* _Exercise prompt_
Tally the lines containing "сырью" and report the number alone.

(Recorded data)
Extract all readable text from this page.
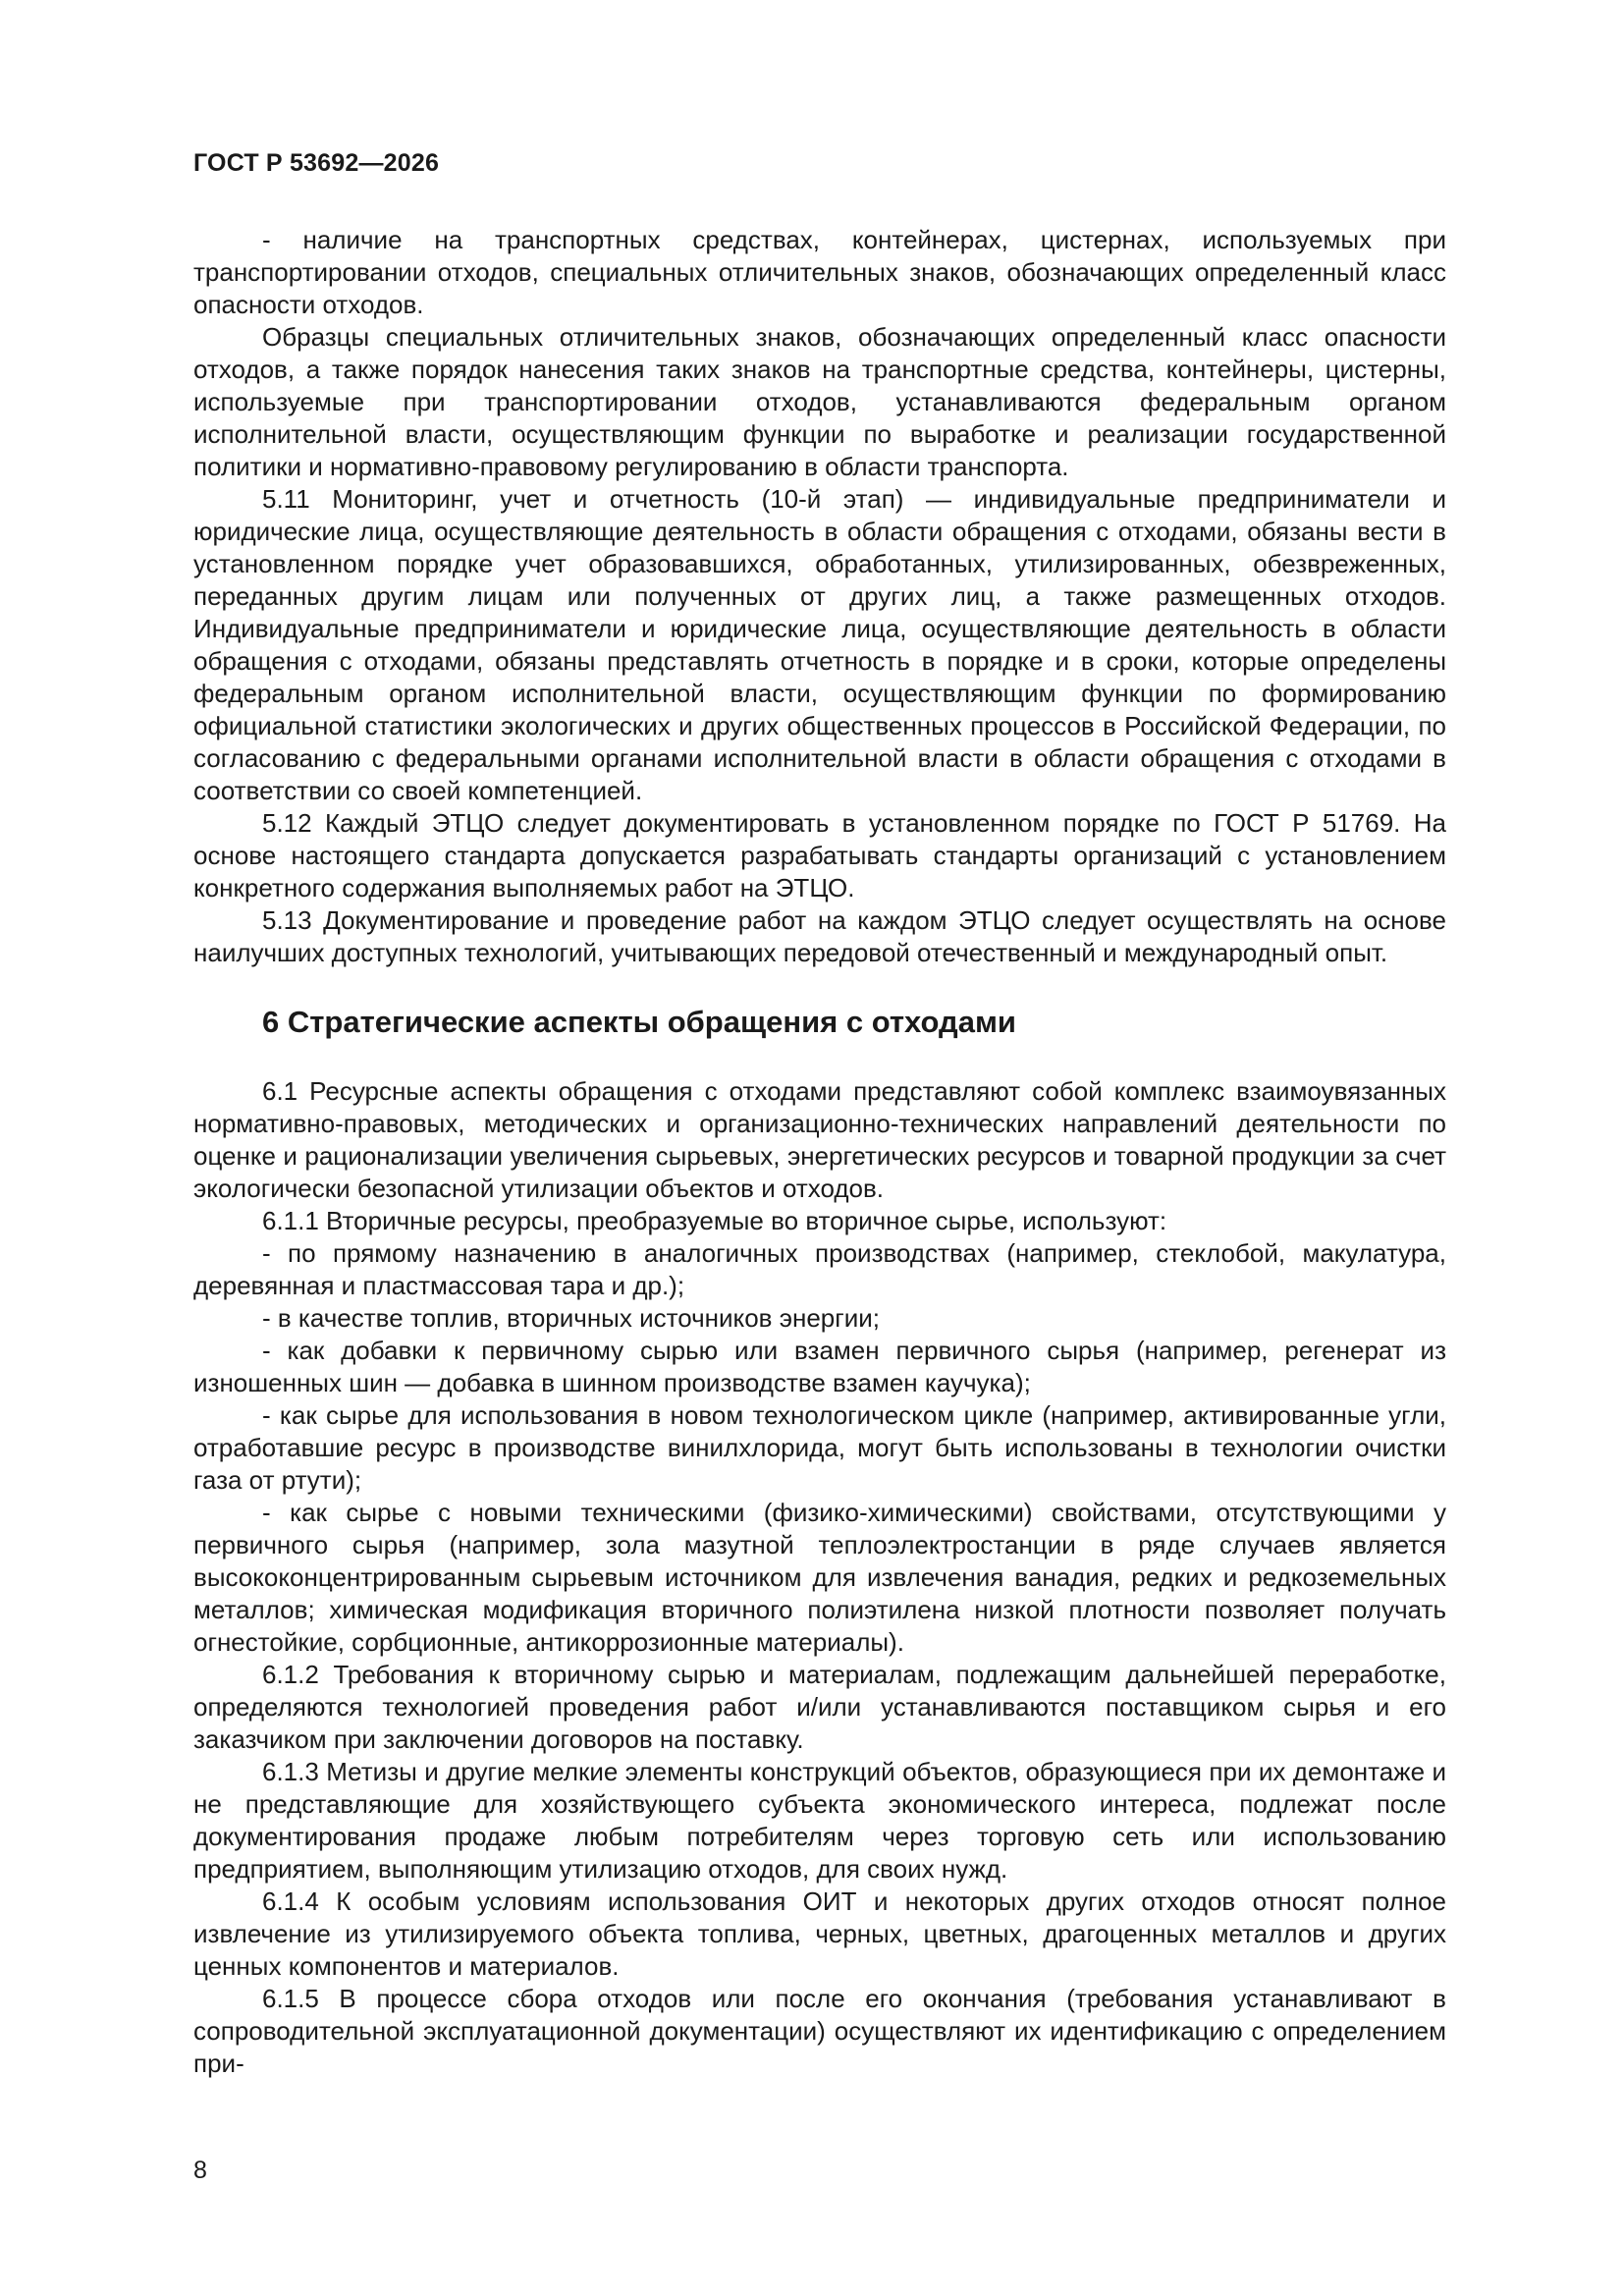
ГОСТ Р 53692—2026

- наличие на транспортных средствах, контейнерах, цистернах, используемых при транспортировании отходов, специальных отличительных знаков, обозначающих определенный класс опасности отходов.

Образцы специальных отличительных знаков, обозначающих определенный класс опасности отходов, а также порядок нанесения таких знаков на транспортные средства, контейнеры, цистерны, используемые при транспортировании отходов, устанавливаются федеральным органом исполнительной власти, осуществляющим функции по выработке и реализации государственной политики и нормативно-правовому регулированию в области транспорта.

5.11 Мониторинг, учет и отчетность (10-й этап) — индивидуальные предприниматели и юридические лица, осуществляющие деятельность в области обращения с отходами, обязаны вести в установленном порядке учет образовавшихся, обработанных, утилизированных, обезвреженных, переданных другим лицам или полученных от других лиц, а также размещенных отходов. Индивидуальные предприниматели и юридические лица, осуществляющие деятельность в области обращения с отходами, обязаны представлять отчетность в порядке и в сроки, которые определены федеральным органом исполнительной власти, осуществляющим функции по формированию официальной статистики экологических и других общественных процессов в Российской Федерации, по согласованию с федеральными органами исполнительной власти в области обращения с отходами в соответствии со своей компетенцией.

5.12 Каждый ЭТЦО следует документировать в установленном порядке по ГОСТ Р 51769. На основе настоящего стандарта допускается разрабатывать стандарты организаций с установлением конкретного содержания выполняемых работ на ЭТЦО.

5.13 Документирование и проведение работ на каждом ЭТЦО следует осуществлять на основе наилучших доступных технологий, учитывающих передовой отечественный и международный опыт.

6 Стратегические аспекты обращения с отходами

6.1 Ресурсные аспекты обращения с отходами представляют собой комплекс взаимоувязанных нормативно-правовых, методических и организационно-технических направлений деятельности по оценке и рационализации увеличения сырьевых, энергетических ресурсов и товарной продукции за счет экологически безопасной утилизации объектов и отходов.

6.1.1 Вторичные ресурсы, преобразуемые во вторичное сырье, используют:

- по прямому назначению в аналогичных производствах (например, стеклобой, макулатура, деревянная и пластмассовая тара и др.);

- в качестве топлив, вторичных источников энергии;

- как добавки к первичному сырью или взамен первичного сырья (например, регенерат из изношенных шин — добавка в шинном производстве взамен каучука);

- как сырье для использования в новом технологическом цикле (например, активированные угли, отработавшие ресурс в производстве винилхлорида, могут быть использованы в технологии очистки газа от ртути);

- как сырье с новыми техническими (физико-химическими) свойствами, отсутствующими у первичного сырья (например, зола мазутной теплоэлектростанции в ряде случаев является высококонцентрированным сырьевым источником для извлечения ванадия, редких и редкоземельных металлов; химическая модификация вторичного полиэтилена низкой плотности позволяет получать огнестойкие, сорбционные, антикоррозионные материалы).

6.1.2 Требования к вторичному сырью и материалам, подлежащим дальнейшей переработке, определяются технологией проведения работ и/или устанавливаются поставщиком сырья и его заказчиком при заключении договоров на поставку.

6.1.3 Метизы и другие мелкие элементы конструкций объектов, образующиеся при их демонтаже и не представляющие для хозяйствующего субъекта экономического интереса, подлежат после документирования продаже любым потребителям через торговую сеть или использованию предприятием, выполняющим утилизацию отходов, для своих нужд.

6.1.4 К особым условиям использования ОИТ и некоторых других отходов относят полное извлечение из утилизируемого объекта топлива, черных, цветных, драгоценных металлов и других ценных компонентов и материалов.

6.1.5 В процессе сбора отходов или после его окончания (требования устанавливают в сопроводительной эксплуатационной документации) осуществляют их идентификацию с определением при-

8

* _Solution to the exercise_
2